▶ _RECORDS SUPPLIED_:
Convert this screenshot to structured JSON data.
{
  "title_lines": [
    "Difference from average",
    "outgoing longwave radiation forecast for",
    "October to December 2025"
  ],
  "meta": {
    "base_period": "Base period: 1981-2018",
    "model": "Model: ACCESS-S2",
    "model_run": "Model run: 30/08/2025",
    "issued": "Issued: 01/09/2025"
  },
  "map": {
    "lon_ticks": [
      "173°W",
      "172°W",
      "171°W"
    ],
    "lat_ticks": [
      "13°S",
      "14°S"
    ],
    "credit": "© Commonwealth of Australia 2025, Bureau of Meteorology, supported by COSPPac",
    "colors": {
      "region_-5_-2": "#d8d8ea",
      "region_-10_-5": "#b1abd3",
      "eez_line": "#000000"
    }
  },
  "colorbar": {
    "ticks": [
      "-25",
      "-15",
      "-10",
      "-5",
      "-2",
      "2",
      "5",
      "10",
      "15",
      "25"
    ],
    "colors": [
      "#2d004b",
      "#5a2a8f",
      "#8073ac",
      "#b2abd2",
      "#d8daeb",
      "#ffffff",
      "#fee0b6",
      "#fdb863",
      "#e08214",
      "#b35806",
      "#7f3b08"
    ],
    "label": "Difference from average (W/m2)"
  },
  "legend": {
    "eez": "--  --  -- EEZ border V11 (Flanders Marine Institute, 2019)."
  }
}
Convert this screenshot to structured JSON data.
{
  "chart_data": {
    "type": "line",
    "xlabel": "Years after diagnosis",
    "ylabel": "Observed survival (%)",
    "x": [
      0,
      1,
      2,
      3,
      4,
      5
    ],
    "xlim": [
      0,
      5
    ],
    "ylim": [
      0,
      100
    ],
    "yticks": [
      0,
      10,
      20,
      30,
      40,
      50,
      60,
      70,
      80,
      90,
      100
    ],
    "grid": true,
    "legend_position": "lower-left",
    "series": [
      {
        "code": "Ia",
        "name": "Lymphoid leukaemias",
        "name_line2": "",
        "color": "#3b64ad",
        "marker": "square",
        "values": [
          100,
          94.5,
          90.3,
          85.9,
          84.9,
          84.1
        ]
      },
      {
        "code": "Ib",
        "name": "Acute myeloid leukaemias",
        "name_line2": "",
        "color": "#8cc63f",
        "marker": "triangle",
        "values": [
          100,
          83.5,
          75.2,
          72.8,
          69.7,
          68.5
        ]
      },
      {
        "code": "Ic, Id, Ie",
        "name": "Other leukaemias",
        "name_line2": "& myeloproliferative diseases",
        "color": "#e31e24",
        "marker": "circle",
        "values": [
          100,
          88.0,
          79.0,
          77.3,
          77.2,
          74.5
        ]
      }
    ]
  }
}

▶ _SET PROBLEM_:
Give an exact copy of all the data shown above.

▶ _TASK RESPONSE_:
Convert this screenshot to structured JSON data.
{
  "title_lines": [
    "Difference from average",
    "outgoing longwave radiation forecast for",
    "October to December 2025"
  ],
  "meta": {
    "base_period": "Base period: 1981-2018",
    "model": "Model: ACCESS-S2",
    "model_run": "Model run: 30/08/2025",
    "issued": "Issued: 01/09/2025"
  },
  "map": {
    "lon_ticks": [
      "173°W",
      "172°W",
      "171°W"
    ],
    "lat_ticks": [
      "13°S",
      "14°S"
    ],
    "credit": "© Commonwealth of Australia 2025, Bureau of Meteorology, supported by COSPPac",
    "colors": {
      "region_-5_-2": "#d8d8ea",
      "region_-10_-5": "#b1abd3",
      "eez_line": "#000000"
    }
  },
  "colorbar": {
    "ticks": [
      "-25",
      "-15",
      "-10",
      "-5",
      "-2",
      "2",
      "5",
      "10",
      "15",
      "25"
    ],
    "colors": [
      "#2d004b",
      "#5a2a8f",
      "#8073ac",
      "#b2abd2",
      "#d8daeb",
      "#ffffff",
      "#fee0b6",
      "#fdb863",
      "#e08214",
      "#b35806",
      "#7f3b08"
    ],
    "label": "Difference from average (W/m2)"
  },
  "legend": {
    "eez": "--  --  -- EEZ border V11 (Flanders Marine Institute, 2019)."
  }
}
Convert this screenshot to structured JSON data.
{
  "chart_data": {
    "type": "line",
    "xlabel": "Years after diagnosis",
    "ylabel": "Observed survival (%)",
    "x": [
      0,
      1,
      2,
      3,
      4,
      5
    ],
    "xlim": [
      0,
      5
    ],
    "ylim": [
      0,
      100
    ],
    "yticks": [
      0,
      10,
      20,
      30,
      40,
      50,
      60,
      70,
      80,
      90,
      100
    ],
    "grid": true,
    "legend_position": "lower-left",
    "series": [
      {
        "code": "Ia",
        "name": "Lymphoid leukaemias",
        "name_line2": "",
        "color": "#3b64ad",
        "marker": "square",
        "values": [
          100,
          94.5,
          90.3,
          85.9,
          84.9,
          84.1
        ]
      },
      {
        "code": "Ib",
        "name": "Acute myeloid leukaemias",
        "name_line2": "",
        "color": "#8cc63f",
        "marker": "triangle",
        "values": [
          100,
          83.5,
          75.2,
          72.8,
          69.7,
          68.5
        ]
      },
      {
        "code": "Ic, Id, Ie",
        "name": "Other leukaemias",
        "name_line2": "& myeloproliferative diseases",
        "color": "#e31e24",
        "marker": "circle",
        "values": [
          100,
          88.0,
          79.0,
          77.3,
          77.2,
          74.5
        ]
      }
    ]
  }
}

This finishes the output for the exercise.